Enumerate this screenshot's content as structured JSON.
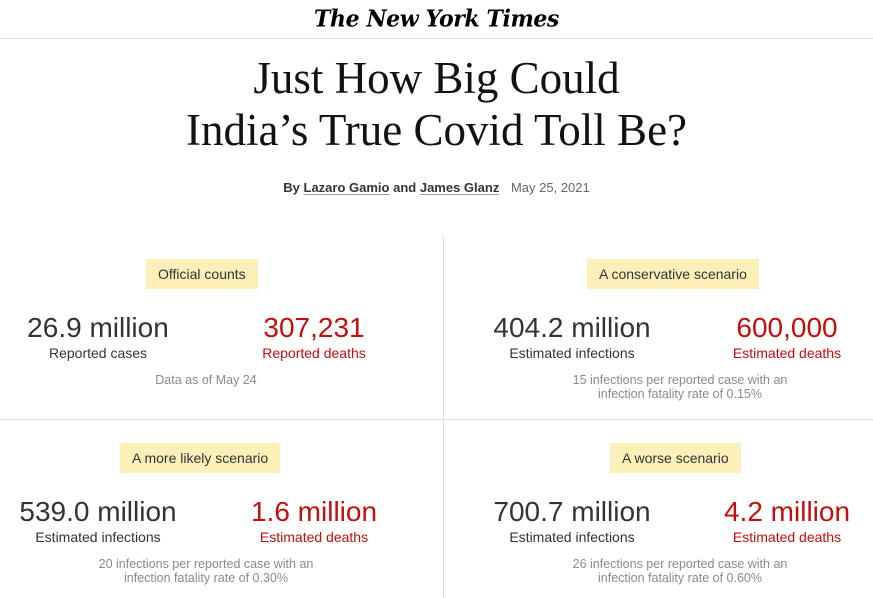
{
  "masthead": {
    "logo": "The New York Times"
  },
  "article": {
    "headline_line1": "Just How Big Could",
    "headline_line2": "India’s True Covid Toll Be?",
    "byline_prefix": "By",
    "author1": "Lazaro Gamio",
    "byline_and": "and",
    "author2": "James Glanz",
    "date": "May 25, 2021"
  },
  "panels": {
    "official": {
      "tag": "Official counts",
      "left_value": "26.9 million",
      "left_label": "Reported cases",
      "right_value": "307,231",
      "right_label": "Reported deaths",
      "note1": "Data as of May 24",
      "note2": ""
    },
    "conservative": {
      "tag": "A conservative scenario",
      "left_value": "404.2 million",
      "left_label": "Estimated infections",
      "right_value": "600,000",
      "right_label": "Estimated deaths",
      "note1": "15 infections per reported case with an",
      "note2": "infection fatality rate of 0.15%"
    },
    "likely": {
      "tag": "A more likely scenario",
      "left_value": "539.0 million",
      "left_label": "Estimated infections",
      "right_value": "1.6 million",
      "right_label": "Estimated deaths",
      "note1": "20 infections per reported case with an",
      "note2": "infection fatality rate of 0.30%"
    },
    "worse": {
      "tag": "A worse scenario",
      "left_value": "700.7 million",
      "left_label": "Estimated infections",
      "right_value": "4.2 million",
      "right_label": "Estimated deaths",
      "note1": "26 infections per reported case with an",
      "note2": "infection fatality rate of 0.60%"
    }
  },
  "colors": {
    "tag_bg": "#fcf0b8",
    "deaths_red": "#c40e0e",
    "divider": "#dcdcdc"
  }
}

========

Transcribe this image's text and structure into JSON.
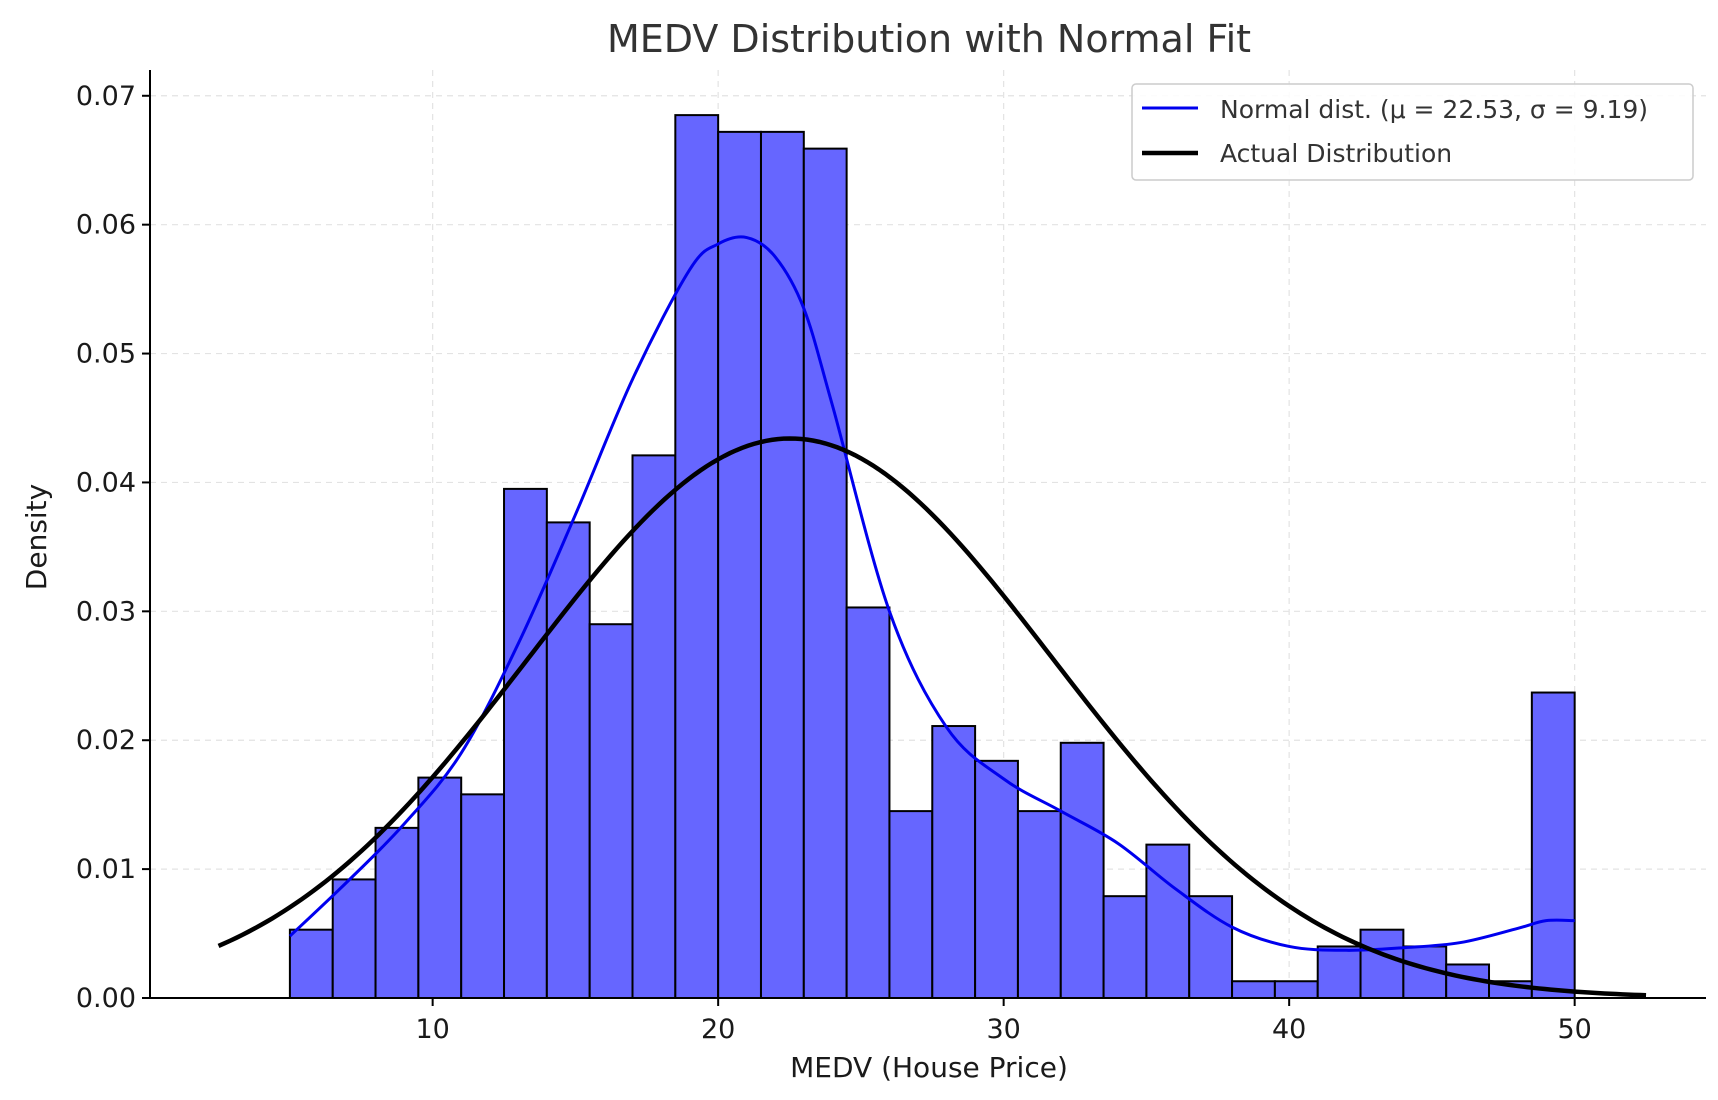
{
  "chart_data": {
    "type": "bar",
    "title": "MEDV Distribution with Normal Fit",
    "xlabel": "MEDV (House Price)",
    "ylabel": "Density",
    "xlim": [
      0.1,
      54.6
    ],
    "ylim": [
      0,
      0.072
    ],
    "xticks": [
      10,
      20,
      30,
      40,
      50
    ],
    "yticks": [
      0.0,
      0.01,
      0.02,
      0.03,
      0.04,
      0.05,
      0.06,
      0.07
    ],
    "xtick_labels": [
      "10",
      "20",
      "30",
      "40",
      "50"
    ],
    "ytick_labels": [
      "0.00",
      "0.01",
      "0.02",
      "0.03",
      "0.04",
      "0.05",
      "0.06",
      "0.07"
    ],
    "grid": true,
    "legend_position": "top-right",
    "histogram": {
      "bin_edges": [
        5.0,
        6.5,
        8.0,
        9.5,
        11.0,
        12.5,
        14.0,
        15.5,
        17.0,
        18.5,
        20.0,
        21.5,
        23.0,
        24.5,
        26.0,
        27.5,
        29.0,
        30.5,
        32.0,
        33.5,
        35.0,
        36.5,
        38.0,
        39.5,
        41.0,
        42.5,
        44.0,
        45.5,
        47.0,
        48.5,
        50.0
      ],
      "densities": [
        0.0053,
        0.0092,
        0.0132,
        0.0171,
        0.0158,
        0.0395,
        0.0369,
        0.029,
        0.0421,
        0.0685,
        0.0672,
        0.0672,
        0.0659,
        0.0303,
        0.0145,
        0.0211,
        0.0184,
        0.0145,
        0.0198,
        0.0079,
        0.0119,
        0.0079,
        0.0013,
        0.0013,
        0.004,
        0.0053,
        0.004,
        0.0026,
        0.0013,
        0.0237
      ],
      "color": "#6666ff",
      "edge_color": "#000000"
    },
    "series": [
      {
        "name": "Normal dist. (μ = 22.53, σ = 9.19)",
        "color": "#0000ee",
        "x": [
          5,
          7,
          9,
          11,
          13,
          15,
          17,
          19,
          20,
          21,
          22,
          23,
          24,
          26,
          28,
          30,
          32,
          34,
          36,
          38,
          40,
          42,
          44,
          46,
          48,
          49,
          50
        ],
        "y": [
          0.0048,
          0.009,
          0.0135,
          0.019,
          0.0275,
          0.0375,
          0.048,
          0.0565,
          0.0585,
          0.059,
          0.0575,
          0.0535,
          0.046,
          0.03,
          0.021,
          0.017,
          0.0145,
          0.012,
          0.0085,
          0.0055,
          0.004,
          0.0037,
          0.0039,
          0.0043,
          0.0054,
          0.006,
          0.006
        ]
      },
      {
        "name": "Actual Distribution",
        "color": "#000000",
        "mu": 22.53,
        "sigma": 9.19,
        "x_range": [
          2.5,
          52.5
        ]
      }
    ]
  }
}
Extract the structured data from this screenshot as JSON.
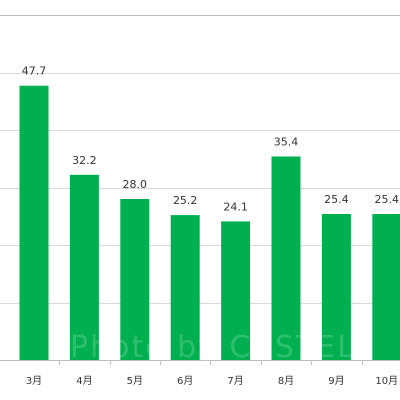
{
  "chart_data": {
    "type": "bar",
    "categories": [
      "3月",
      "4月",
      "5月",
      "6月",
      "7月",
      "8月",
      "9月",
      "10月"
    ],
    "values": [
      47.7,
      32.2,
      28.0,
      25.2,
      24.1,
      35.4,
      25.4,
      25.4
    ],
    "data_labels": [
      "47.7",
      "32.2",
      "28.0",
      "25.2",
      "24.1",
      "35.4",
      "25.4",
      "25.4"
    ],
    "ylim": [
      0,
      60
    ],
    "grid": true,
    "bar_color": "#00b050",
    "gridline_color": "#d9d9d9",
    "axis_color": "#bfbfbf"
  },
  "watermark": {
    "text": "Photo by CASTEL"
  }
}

========

- **Do this**
Choose all lines containing the string "MEDV" and copy them out.

- **Output below**
    "title": "MEDV Distribution with Normal Fit",
    "xlabel": "MEDV (House Price)",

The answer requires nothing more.